SET TASK :: Locate "OCR this image." in the records below, then copy its line and every following line exactly, without the pictures.

>> START DATA SHOWN

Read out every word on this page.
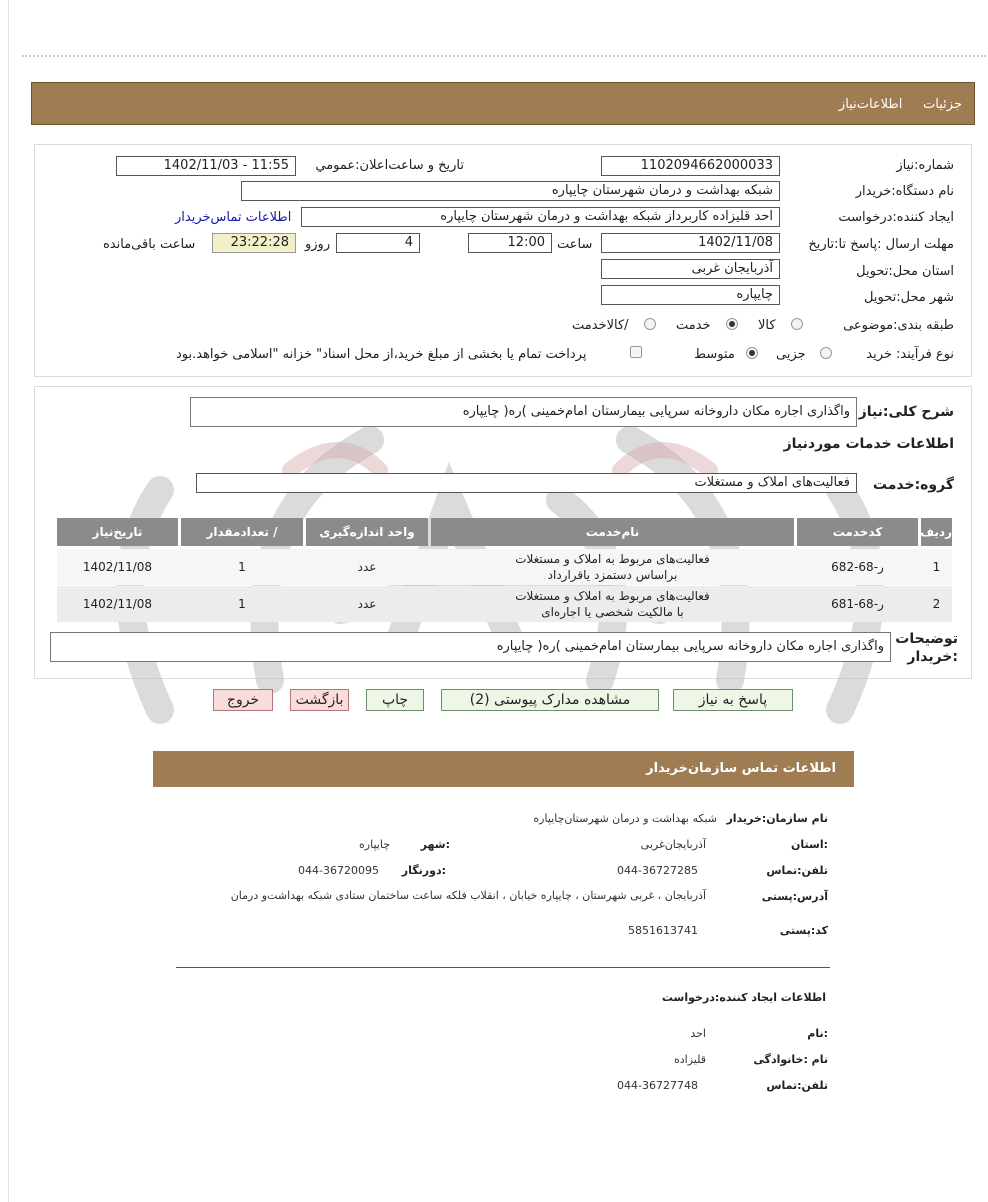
جزئیات     اطلاعات‌نیاز
شماره:نیاز
1102094662000033
تاریخ و ساعت‌اعلان:عمومي
1402/11/03 - 11:55
نام دستگاه:خریدار
شبکه بهداشت و درمان شهرستان چایپاره
ایجاد کننده:درخواست
احد قلیزاده کاربرداز شبکه بهداشت و درمان شهرستان چایپاره
اطلاعات تماس‌خریدار
مهلت ارسال :پاسخ تا:تاریخ
1402/11/08
ساعت
12:00
4
روزو
23:22:28
ساعت باقی‌مانده
استان محل:تحویل
آذربایجان غربی
شهر محل:تحویل
چایپاره
طبقه بندی:موضوعی
کالا
خدمت
/کالاخدمت
نوع فرآیند: خرید
جزیی
متوسط
پرداخت تمام یا بخشی از مبلغ خرید،از محل اسناد" خزانه "اسلامی خواهد.بود
شرح کلی:نیاز
واگذاری اجاره مکان داروخانه سرپایی بیمارستان امام‌خمینی )ره( چایپاره
اطلاعات خدمات موردنیاز
گروه:خدمت
فعالیت‌های املاک و مستغلات
ردیف
کدخدمت
نام‌خدمت
واحد اندازه‌گیری
/ تعدادمقدار
تاریخ‌نیاز
1
ر-68-682
فعالیت‌های مربوط به املاک و مستغلات
براساس دستمزد یاقرارداد
عدد
1
1402/11/08
2
ر-68-681
فعالیت‌های مربوط به املاک و مستغلات
با مالکیت شخصی یا اجاره‌ای
عدد
1
1402/11/08
توضیحات
:خریدار
واگذاری اجاره مکان داروخانه سرپایی بیمارستان امام‌خمینی )ره( چایپاره
پاسخ به نیاز
مشاهده مدارک پیوستی (2)
چاپ
بازگشت
خروج
اطلاعات تماس سازمان‌خریدار
نام سازمان:خریدار
شبکه بهداشت و درمان شهرستان‌چایپاره
:استان
آذربایجان‌غربی
:شهر
چایپاره
تلفن:تماس
044-36727285
:دورنگار
044-36720095
آدرس:پستی
آذربایجان ، غربی شهرستان ، چایپاره خیابان ، انقلاب فلکه ساعت ساختمان ستادی شبکه بهداشت‌و درمان
کد:پستی
5851613741
اطلاعات ایجاد کننده:درخواست
:نام
احد
نام :خانوادگی
قلیزاده
تلفن:تماس
044-36727748
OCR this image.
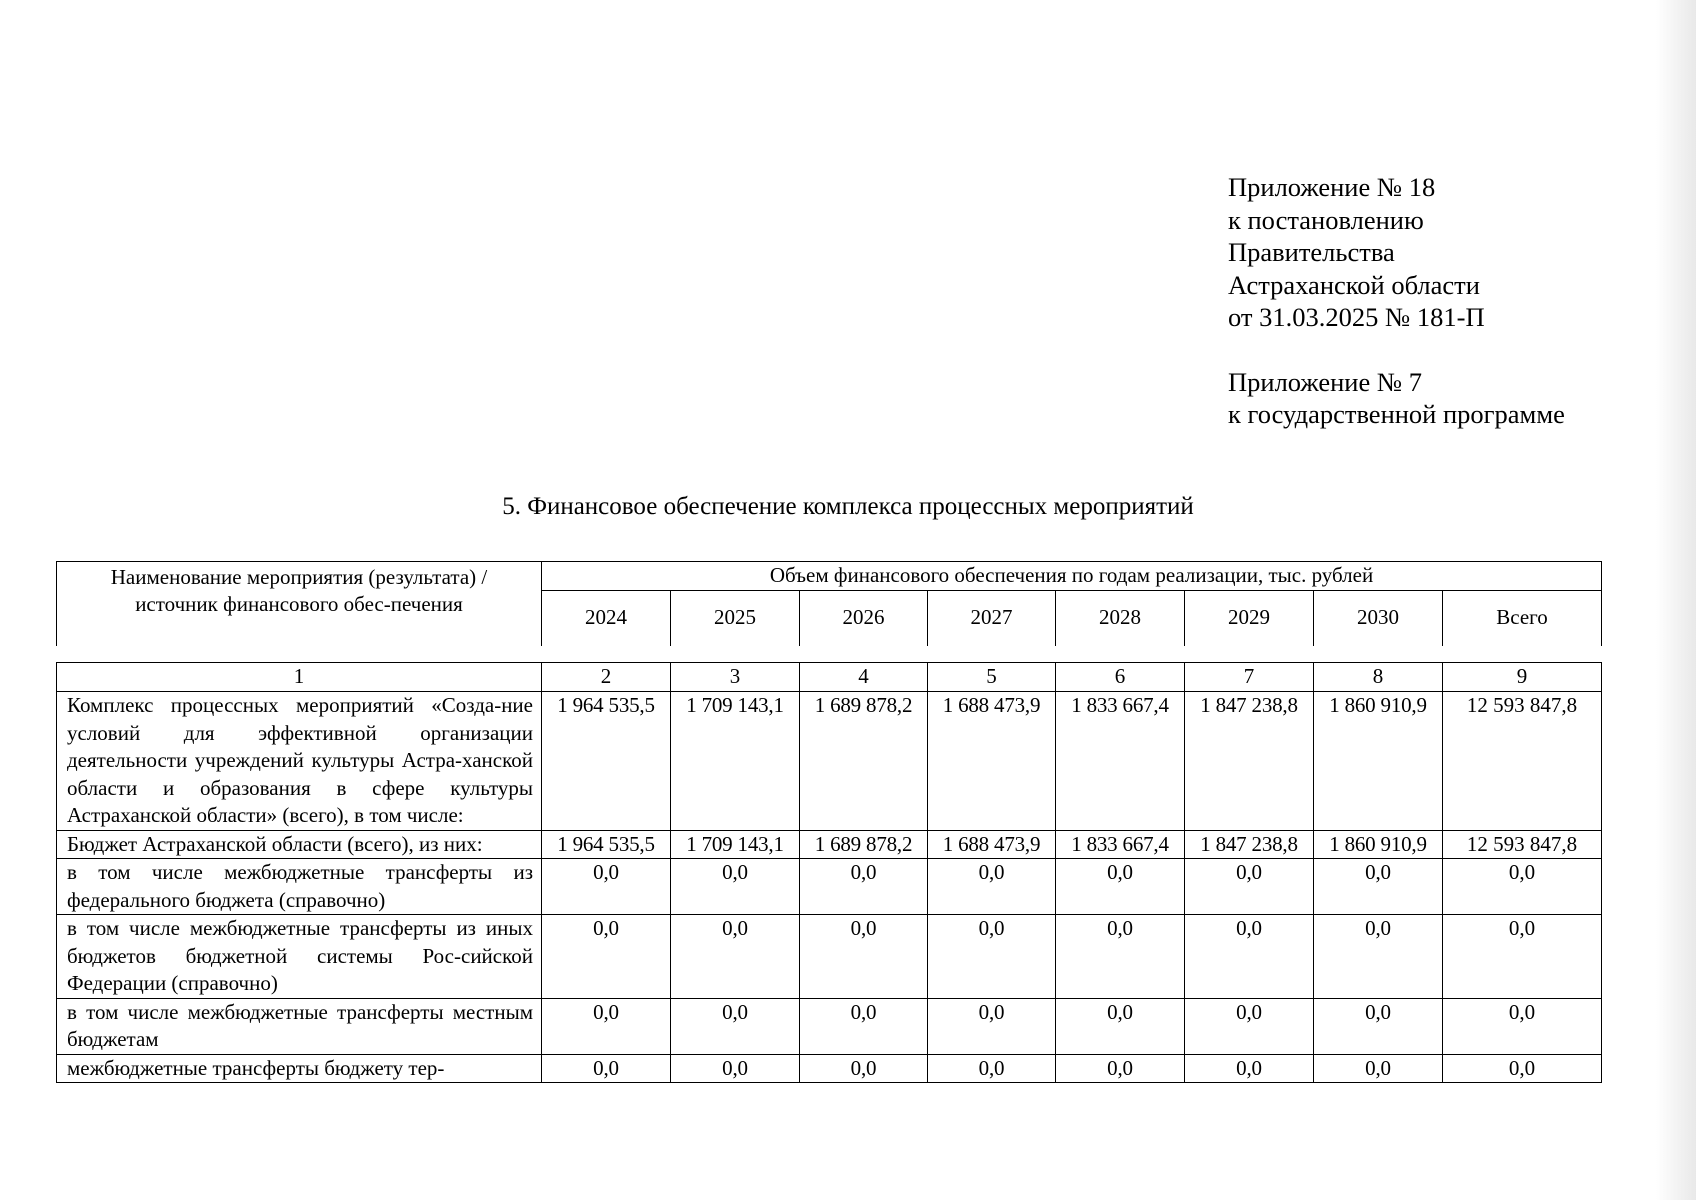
Приложение № 18
к постановлению
Правительства
Астраханской области
от 31.03.2025 № 181-П
Приложение № 7
к государственной программе
5. Финансовое обеспечение комплекса процессных мероприятий
Наименование мероприятия (результата) / источник финансового обес-печения	Объем финансового обеспечения по годам реализации, тыс. рублей							
	2024	2025	2026	2027	2028	2029	2030	Всего
1	2	3	4	5	6	7	8	9
Комплекс процессных мероприятий «Созда-ние условий для эффективной организации деятельности учреждений культуры Астра-ханской области и образования в сфере культуры Астраханской области» (всего), в том числе:	1 964 535,5	1 709 143,1	1 689 878,2	1 688 473,9	1 833 667,4	1 847 238,8	1 860 910,9	12 593 847,8
Бюджет Астраханской области (всего), из них:	1 964 535,5	1 709 143,1	1 689 878,2	1 688 473,9	1 833 667,4	1 847 238,8	1 860 910,9	12 593 847,8
в том числе межбюджетные трансферты из федерального бюджета (справочно)	0,0	0,0	0,0	0,0	0,0	0,0	0,0	0,0
в том числе межбюджетные трансферты из иных бюджетов бюджетной системы Рос-сийской Федерации (справочно)	0,0	0,0	0,0	0,0	0,0	0,0	0,0	0,0
в том числе межбюджетные трансферты местным бюджетам	0,0	0,0	0,0	0,0	0,0	0,0	0,0	0,0
межбюджетные трансферты бюджету тер-	0,0	0,0	0,0	0,0	0,0	0,0	0,0	0,0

>> END DATA SHOWN

FINAL RESULT ::
OCR this image.
Приложение № 18
к постановлению
Правительства
Астраханской области
от 31.03.2025 № 181-П
Приложение № 7
к государственной программе
5. Финансовое обеспечение комплекса процессных мероприятий
Наименование мероприятия (результата) / источник финансового обес-печения	Объем финансового обеспечения по годам реализации, тыс. рублей							
	2024	2025	2026	2027	2028	2029	2030	Всего
1	2	3	4	5	6	7	8	9
Комплекс процессных мероприятий «Созда-ние условий для эффективной организации деятельности учреждений культуры Астра-ханской области и образования в сфере культуры Астраханской области» (всего), в том числе:	1 964 535,5	1 709 143,1	1 689 878,2	1 688 473,9	1 833 667,4	1 847 238,8	1 860 910,9	12 593 847,8
Бюджет Астраханской области (всего), из них:	1 964 535,5	1 709 143,1	1 689 878,2	1 688 473,9	1 833 667,4	1 847 238,8	1 860 910,9	12 593 847,8
в том числе межбюджетные трансферты из федерального бюджета (справочно)	0,0	0,0	0,0	0,0	0,0	0,0	0,0	0,0
в том числе межбюджетные трансферты из иных бюджетов бюджетной системы Рос-сийской Федерации (справочно)	0,0	0,0	0,0	0,0	0,0	0,0	0,0	0,0
в том числе межбюджетные трансферты местным бюджетам	0,0	0,0	0,0	0,0	0,0	0,0	0,0	0,0
межбюджетные трансферты бюджету тер-	0,0	0,0	0,0	0,0	0,0	0,0	0,0	0,0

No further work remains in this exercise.